*** DATASET CONTENT
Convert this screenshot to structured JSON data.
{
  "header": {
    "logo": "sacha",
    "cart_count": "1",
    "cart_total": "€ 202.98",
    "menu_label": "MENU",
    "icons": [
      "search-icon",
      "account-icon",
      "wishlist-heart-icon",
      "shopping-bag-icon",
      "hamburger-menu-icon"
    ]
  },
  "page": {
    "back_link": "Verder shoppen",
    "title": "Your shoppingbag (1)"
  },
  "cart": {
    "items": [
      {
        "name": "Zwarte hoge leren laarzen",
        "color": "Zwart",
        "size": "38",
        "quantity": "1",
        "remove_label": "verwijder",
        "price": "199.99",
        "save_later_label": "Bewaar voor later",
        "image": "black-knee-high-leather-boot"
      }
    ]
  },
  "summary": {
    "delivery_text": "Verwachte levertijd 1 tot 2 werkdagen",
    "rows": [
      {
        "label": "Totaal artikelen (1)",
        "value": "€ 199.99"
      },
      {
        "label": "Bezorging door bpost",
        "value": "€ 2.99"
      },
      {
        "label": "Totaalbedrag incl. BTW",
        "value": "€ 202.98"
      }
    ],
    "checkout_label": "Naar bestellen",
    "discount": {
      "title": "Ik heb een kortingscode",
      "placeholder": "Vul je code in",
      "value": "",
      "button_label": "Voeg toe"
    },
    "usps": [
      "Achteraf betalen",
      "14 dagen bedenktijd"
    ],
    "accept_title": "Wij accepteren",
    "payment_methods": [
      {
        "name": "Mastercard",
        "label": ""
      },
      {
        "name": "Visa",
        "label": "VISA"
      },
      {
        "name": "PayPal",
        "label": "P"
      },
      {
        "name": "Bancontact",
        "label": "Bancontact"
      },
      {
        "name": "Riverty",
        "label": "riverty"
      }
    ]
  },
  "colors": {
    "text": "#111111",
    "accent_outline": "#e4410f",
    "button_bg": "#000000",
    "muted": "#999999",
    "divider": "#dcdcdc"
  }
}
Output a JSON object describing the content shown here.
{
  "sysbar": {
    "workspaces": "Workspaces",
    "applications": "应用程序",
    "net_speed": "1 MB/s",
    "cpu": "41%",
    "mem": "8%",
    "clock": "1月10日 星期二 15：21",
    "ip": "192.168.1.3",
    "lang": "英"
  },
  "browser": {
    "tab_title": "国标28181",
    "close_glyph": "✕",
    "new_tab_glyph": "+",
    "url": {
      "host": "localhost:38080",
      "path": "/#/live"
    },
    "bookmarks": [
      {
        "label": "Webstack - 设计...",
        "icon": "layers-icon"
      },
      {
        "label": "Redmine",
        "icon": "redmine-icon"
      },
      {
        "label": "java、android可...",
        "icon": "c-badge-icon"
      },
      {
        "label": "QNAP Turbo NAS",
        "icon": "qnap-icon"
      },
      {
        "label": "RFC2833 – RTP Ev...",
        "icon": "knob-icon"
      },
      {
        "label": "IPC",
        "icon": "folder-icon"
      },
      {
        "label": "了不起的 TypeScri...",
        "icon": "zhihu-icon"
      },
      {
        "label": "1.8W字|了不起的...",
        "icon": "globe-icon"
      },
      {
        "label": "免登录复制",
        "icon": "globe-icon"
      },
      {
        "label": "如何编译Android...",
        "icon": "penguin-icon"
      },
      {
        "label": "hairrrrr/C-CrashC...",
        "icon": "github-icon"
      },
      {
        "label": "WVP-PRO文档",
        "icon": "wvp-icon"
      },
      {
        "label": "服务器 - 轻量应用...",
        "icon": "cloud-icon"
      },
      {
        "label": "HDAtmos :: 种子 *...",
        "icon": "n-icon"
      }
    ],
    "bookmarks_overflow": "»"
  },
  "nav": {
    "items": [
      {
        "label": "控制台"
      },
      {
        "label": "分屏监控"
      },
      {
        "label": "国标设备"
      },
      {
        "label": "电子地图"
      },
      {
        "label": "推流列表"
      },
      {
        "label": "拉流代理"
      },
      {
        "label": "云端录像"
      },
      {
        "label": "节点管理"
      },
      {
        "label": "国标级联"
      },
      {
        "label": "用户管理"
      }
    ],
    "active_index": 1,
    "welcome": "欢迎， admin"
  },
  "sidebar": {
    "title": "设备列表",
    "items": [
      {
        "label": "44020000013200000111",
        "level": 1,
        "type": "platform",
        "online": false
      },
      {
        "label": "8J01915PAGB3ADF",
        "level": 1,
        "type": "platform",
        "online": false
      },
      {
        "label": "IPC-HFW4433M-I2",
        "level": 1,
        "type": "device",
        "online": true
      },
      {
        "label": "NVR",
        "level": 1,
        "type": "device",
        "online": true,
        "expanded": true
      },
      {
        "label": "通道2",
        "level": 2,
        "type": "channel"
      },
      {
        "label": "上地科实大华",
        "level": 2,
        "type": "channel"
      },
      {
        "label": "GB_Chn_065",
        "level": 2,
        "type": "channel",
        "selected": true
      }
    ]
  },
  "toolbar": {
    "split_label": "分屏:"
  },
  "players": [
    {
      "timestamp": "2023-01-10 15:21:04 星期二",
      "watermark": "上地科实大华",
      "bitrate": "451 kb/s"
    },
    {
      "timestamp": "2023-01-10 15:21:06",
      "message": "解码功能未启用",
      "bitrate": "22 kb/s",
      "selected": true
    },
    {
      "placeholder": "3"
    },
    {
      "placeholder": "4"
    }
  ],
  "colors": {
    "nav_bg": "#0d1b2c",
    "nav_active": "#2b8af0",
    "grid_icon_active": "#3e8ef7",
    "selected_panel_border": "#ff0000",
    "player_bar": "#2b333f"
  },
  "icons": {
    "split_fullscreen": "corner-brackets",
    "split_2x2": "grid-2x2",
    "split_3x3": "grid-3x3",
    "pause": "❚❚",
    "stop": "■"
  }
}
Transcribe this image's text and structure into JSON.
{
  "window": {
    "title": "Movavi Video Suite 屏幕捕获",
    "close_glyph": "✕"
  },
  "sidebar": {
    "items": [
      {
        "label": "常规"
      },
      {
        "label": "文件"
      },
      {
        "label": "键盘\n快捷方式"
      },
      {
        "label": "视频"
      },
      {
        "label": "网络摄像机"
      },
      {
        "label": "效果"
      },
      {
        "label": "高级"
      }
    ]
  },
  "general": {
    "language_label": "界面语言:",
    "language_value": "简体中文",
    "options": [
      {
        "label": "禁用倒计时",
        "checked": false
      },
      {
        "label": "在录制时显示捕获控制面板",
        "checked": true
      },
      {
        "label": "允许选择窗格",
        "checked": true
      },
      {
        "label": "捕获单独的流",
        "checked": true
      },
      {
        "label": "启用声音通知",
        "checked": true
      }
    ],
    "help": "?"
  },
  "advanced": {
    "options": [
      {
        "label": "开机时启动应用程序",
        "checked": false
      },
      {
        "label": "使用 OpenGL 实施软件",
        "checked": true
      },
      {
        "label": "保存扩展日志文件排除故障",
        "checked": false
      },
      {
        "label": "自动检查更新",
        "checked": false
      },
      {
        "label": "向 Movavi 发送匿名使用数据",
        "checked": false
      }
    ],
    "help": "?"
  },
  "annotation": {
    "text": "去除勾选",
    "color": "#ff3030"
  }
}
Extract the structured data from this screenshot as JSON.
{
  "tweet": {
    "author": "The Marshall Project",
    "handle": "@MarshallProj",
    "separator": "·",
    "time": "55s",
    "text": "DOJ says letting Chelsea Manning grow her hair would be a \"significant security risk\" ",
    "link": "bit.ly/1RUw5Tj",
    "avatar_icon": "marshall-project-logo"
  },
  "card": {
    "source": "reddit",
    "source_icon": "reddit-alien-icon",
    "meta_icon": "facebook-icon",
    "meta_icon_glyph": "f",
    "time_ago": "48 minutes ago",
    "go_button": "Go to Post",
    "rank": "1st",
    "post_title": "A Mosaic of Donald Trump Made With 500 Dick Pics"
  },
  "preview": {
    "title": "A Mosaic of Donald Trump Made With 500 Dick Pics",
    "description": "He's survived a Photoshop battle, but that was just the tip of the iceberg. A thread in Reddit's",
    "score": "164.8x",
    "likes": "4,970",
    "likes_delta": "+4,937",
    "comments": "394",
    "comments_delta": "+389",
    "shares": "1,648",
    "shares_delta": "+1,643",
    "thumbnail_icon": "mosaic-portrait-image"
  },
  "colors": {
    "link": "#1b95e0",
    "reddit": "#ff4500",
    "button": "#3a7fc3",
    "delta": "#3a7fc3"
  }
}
******
> TASK GOAL:
Pull out all lines containing the word "Pics" from the entries above.

> ANSWER TO THIS PROBLEM:
    "post_title": "A Mosaic of Donald Trump Made With 500 Dick Pics"
    "title": "A Mosaic of Donald Trump Made With 500 Dick Pics",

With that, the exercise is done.